BEGIN Source records
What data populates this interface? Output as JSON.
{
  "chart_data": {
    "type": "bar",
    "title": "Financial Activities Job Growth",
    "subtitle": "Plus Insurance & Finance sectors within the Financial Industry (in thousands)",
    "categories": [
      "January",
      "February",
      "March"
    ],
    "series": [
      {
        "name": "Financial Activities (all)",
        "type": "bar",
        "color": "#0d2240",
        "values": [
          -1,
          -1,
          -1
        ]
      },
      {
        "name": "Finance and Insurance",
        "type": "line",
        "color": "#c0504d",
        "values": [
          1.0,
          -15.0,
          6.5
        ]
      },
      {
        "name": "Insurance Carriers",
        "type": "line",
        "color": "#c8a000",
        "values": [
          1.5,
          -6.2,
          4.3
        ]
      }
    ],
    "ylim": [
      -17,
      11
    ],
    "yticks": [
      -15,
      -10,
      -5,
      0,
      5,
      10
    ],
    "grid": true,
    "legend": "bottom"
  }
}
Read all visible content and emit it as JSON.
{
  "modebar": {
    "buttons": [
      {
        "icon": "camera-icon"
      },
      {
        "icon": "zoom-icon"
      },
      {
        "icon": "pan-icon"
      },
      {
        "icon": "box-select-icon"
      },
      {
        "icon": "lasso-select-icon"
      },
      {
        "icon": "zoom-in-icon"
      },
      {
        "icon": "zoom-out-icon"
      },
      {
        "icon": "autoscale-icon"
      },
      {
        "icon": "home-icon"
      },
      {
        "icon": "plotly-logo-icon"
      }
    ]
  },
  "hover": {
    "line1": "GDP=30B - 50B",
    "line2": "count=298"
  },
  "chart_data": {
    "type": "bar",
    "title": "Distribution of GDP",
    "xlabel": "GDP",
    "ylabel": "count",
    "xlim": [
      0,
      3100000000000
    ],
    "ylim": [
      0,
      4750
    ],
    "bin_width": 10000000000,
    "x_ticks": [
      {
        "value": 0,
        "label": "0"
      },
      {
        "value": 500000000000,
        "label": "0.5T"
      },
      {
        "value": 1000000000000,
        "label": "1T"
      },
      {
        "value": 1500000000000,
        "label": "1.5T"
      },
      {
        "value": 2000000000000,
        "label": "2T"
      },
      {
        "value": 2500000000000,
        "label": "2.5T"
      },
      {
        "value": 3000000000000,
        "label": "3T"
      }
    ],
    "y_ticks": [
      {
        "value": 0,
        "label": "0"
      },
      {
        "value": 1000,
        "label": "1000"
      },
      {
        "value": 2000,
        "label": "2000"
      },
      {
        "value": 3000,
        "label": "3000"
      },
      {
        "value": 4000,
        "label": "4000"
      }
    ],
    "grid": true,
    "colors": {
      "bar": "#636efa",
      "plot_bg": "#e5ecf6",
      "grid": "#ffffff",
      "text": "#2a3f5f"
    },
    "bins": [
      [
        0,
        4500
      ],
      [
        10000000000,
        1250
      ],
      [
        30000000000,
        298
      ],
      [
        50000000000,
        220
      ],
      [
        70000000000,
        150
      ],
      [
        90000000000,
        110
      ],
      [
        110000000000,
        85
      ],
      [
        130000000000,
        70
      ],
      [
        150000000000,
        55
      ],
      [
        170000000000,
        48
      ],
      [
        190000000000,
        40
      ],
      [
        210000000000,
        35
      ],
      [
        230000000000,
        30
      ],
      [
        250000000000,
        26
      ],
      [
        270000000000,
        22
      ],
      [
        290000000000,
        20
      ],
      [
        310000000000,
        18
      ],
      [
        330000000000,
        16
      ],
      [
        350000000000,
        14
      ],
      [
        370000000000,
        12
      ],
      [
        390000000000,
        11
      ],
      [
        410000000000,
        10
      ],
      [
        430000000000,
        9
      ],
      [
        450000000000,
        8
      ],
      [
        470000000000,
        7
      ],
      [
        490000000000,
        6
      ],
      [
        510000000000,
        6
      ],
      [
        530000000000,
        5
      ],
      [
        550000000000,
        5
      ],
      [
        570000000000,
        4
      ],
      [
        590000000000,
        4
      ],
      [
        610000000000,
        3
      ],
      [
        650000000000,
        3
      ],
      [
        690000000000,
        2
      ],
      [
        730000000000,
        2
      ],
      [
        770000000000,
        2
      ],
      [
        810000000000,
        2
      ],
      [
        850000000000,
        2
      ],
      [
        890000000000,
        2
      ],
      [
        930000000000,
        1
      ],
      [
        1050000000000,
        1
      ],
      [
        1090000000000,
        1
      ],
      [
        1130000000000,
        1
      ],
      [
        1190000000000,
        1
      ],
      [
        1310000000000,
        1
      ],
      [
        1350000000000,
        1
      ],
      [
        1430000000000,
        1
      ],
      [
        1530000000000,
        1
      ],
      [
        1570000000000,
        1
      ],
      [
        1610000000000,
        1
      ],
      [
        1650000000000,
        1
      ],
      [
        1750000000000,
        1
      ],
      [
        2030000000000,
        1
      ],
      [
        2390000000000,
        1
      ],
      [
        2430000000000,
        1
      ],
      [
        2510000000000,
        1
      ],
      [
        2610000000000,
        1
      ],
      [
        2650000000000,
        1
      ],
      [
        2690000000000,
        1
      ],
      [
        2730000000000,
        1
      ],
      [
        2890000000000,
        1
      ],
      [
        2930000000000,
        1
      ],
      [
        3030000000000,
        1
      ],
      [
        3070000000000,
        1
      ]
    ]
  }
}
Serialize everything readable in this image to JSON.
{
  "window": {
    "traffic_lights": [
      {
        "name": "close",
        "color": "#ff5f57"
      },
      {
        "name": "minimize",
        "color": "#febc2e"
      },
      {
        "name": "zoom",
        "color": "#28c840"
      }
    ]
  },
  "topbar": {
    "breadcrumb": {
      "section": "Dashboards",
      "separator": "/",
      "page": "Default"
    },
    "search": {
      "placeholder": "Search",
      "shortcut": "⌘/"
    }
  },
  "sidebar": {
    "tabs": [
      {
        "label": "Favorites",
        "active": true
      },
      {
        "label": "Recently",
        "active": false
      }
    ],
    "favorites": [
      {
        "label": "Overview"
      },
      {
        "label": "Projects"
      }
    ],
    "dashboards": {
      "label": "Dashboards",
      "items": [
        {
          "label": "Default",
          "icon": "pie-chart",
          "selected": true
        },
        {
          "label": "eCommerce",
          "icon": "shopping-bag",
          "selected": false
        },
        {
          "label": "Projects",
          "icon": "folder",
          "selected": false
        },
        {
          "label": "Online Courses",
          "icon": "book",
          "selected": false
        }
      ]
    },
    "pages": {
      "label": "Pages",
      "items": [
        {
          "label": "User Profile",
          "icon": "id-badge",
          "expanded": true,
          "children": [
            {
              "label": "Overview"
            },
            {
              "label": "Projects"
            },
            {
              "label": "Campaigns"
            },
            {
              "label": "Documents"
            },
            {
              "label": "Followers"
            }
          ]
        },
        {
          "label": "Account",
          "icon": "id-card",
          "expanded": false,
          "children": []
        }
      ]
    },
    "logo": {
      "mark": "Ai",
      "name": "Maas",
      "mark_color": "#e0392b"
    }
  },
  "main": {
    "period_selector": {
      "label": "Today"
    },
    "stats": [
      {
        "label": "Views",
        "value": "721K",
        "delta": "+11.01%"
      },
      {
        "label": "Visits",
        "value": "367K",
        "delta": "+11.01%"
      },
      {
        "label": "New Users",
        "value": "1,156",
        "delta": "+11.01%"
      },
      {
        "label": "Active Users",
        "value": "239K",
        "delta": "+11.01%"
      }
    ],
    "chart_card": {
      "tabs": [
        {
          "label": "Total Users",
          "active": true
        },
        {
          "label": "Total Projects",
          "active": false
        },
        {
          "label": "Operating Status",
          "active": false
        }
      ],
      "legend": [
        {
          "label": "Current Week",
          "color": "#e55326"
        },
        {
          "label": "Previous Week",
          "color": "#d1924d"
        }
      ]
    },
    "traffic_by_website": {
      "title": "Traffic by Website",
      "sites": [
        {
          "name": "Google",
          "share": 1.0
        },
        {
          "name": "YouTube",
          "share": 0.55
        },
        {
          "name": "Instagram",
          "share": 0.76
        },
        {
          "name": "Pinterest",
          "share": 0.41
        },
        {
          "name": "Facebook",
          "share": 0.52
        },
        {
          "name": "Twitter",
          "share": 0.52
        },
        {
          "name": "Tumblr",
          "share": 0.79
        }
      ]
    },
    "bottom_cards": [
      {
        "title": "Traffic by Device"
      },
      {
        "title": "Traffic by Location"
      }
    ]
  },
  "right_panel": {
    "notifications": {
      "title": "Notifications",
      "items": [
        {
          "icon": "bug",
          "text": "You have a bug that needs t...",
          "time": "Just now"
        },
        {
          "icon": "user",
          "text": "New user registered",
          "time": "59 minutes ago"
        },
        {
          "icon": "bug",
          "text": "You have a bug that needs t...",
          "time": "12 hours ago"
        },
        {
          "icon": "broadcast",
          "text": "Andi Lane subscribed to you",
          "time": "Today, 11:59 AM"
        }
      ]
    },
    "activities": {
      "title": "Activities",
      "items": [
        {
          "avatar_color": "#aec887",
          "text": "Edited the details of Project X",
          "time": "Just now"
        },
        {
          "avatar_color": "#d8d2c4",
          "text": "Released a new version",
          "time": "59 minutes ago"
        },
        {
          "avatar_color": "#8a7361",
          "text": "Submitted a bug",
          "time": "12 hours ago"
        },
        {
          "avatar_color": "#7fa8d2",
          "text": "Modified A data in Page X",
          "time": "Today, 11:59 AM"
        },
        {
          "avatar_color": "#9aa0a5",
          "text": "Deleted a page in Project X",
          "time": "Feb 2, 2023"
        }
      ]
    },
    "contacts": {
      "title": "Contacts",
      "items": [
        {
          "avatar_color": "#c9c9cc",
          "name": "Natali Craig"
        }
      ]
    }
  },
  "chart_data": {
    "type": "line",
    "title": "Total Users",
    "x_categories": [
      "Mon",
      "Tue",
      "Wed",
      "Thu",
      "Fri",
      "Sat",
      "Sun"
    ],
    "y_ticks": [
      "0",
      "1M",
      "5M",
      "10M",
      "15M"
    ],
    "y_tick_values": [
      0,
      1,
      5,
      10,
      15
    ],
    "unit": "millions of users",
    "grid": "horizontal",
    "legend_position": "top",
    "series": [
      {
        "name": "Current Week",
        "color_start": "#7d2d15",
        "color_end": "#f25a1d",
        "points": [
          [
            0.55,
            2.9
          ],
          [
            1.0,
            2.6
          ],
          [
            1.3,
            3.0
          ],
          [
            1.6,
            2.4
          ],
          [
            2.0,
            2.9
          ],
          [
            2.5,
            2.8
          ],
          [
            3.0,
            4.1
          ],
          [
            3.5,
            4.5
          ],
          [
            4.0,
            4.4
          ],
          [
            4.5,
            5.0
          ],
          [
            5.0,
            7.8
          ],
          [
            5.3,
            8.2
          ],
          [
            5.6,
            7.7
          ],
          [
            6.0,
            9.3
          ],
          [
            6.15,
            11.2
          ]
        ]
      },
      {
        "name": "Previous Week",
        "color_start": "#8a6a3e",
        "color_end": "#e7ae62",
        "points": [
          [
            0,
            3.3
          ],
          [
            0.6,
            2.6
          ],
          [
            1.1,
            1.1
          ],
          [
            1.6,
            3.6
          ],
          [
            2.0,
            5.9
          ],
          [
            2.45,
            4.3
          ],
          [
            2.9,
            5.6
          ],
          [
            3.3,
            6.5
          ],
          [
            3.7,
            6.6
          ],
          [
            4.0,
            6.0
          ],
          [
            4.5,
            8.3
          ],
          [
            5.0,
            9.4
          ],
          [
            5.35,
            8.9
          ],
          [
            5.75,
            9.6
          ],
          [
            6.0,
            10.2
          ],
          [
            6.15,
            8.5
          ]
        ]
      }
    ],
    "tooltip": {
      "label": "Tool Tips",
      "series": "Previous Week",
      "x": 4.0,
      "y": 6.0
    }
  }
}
END Source records
_Problem_
Which lines in the data above contain "share"? Show each one.

_Output of the exercise_
          "share": 1.0
          "share": 0.55
          "share": 0.76
          "share": 0.41
          "share": 0.52
          "share": 0.52
          "share": 0.79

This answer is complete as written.